§ **Material for this task**:
####################
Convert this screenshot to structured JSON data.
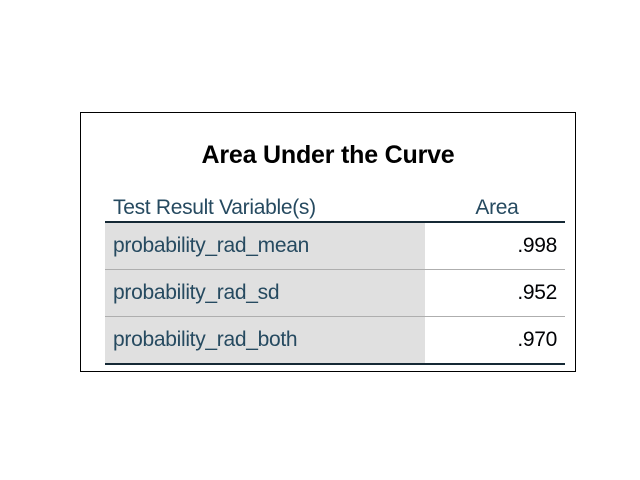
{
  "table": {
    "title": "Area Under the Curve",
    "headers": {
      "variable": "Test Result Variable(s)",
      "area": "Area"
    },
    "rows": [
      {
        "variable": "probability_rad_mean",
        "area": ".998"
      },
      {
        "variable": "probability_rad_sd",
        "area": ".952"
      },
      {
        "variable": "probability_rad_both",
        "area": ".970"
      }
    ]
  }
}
####################
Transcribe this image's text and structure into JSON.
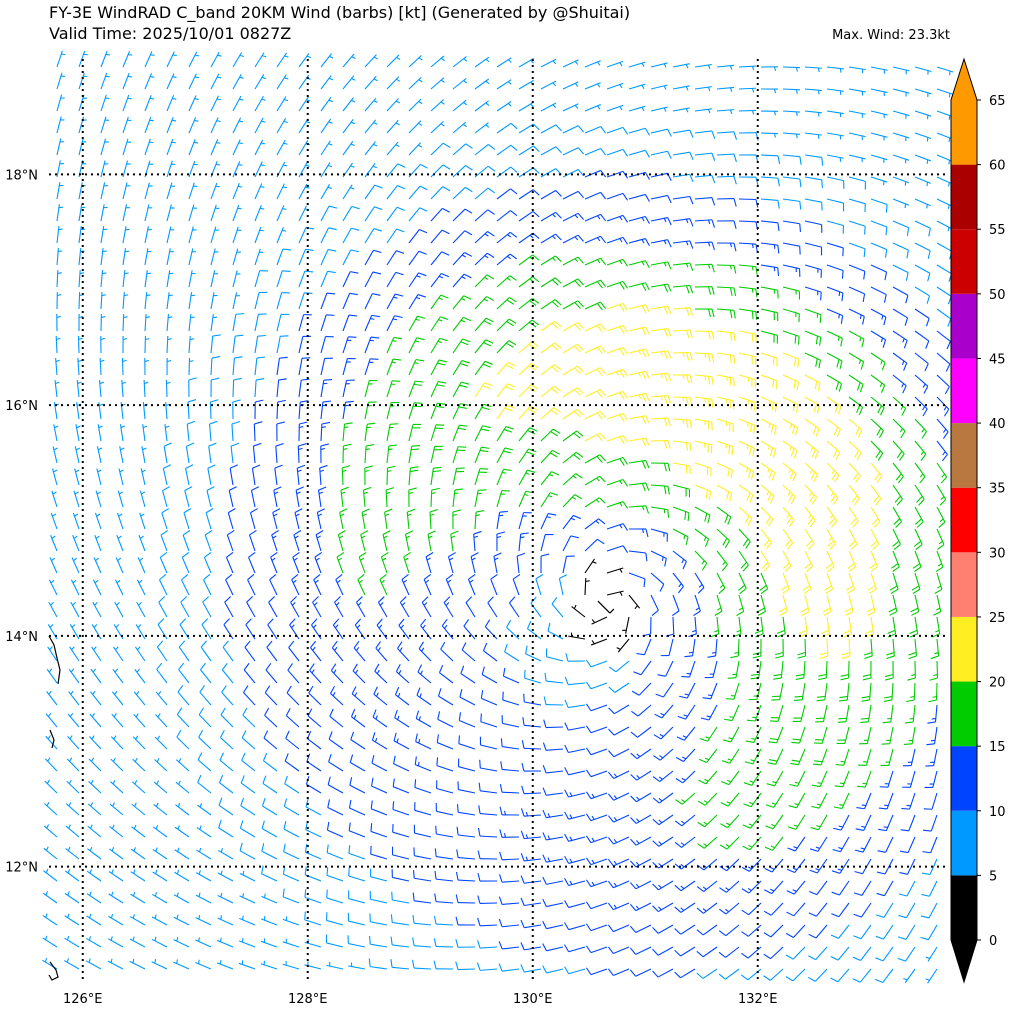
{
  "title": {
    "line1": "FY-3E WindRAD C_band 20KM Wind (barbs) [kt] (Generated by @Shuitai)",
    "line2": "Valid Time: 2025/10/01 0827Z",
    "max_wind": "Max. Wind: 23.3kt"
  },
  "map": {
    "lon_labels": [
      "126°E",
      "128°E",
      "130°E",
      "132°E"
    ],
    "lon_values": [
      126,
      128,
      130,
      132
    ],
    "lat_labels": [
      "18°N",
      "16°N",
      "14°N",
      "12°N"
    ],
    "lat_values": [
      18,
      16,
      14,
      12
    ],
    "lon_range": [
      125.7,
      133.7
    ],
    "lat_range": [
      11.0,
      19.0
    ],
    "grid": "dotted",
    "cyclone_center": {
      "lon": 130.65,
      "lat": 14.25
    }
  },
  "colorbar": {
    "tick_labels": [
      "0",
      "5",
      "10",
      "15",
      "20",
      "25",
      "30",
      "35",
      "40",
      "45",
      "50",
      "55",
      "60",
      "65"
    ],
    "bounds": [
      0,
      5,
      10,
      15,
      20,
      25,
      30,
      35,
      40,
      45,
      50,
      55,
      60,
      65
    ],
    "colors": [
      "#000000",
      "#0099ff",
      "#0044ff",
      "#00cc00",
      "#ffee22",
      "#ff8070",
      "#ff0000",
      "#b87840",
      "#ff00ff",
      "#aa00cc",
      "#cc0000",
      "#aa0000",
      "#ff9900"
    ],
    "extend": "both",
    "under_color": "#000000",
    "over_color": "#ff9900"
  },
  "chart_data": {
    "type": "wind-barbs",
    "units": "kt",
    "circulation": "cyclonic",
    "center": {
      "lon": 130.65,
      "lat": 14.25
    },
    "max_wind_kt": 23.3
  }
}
####################
Report the number of lines in the listing above that include the word "JSON", and nothing else.

§ **Final result**: 2